* [OBJECTIVE] Reproduce verbatim the lines below, starting with the line that contains "result-area-row: 6.2Content marketing" and ending with the line that contains "gridline bbox=[566, 104, 567, 504]", both included.

* [AVAILABLE DATA]
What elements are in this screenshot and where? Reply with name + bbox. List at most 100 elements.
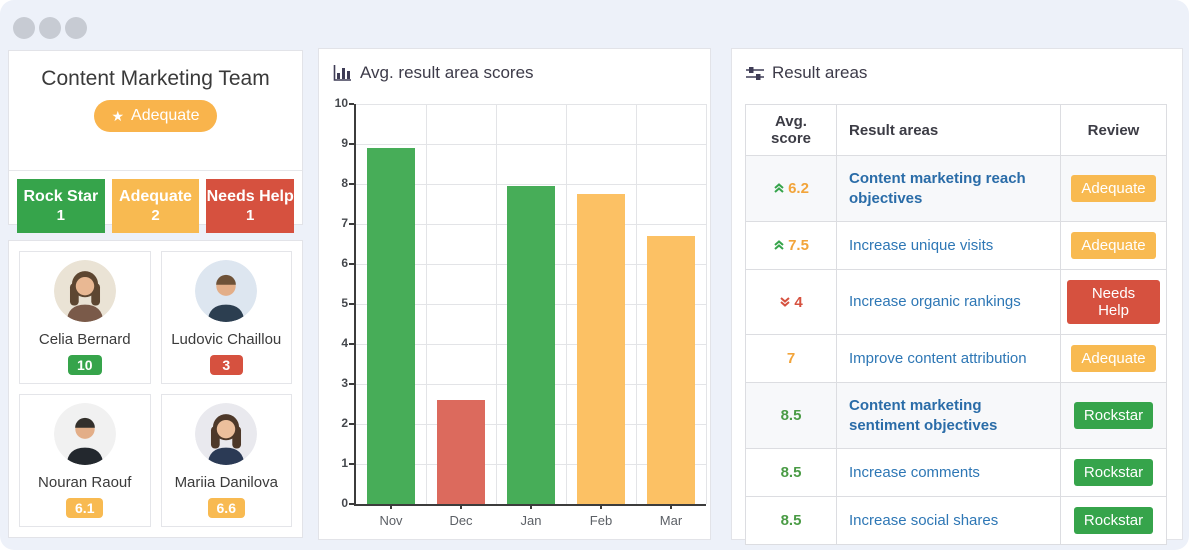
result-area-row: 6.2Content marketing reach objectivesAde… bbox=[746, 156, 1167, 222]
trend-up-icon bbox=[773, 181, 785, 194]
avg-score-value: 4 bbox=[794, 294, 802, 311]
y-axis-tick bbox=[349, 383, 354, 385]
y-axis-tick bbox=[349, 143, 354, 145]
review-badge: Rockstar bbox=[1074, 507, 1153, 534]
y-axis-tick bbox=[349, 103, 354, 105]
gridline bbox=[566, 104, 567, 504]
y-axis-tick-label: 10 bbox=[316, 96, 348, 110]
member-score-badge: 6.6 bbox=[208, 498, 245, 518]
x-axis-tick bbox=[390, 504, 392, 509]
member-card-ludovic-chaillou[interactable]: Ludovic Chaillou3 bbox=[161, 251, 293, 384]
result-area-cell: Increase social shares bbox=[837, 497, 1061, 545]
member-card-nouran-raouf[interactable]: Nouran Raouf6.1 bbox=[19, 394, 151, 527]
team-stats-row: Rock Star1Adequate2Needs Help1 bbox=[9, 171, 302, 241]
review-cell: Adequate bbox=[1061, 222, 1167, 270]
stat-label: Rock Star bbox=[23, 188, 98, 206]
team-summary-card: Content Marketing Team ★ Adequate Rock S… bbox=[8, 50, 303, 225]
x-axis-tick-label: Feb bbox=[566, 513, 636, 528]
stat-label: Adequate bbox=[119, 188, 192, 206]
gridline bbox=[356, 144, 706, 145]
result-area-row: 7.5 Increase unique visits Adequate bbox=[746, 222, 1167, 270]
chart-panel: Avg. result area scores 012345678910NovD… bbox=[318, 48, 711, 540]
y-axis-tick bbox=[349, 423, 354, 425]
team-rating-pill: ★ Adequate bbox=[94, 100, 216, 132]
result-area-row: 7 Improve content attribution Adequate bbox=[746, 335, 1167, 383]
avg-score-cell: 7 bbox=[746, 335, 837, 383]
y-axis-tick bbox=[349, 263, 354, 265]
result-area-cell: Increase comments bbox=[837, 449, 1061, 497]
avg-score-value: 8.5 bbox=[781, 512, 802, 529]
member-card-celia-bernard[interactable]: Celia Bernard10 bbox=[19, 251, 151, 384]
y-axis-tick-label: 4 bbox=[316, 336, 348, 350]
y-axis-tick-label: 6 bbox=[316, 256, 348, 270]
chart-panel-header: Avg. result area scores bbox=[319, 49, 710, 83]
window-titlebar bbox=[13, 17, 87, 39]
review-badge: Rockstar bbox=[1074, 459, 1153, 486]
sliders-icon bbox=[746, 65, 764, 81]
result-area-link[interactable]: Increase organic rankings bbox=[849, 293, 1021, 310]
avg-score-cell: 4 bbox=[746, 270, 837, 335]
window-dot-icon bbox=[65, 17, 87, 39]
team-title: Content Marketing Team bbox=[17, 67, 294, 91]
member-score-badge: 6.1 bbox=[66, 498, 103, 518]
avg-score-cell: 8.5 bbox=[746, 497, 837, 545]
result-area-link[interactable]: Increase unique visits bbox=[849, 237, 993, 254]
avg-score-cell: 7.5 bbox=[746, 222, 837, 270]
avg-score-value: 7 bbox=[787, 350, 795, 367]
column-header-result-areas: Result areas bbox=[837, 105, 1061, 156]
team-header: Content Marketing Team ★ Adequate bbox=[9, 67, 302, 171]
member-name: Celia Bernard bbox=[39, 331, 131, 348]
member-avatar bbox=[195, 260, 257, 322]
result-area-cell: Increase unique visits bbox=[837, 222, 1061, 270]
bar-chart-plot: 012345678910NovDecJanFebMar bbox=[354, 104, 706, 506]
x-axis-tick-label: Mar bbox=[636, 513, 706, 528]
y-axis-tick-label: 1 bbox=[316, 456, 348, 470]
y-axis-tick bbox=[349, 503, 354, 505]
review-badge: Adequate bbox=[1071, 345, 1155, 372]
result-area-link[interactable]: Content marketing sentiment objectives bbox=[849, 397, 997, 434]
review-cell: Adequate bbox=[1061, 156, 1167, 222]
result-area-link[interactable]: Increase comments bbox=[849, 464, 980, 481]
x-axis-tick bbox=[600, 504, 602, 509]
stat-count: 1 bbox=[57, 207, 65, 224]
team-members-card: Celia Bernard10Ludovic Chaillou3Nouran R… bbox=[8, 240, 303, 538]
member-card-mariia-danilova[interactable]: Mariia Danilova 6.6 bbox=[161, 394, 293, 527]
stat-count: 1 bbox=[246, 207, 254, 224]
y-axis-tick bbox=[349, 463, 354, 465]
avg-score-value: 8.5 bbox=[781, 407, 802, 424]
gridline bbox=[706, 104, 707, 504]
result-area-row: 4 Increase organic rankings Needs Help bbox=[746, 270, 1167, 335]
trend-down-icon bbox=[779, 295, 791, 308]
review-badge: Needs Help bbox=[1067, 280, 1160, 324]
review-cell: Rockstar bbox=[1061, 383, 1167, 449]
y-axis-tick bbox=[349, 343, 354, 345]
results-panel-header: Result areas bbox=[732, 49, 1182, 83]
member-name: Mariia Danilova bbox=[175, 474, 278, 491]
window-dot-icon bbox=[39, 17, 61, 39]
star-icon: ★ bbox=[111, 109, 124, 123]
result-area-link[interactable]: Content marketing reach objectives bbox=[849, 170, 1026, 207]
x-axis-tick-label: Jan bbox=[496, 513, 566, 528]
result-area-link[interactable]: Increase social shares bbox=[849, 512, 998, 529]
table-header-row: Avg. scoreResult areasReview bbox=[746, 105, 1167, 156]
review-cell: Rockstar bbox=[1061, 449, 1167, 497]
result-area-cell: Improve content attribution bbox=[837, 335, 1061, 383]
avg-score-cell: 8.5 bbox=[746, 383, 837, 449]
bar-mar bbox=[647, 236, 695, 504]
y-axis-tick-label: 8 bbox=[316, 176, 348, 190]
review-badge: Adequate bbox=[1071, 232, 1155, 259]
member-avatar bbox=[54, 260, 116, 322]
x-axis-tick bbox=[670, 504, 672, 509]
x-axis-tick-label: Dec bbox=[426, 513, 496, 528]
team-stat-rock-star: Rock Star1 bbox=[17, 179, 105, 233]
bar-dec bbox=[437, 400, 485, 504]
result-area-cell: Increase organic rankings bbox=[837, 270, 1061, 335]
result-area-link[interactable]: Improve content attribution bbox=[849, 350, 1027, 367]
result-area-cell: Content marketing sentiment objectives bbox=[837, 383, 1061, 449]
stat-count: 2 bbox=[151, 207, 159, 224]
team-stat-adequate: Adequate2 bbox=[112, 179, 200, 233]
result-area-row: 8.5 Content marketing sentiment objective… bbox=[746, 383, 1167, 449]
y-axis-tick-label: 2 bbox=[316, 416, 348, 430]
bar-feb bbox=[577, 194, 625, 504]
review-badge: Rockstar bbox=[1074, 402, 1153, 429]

* [TASK ANSWER]
result-area-row: 6.2Content marketing reach objectivesAde… bbox=[746, 156, 1167, 222]
trend-up-icon bbox=[773, 181, 785, 194]
avg-score-value: 4 bbox=[794, 294, 802, 311]
y-axis-tick bbox=[349, 383, 354, 385]
y-axis-tick bbox=[349, 143, 354, 145]
review-badge: Rockstar bbox=[1074, 507, 1153, 534]
y-axis-tick bbox=[349, 103, 354, 105]
gridline bbox=[566, 104, 567, 504]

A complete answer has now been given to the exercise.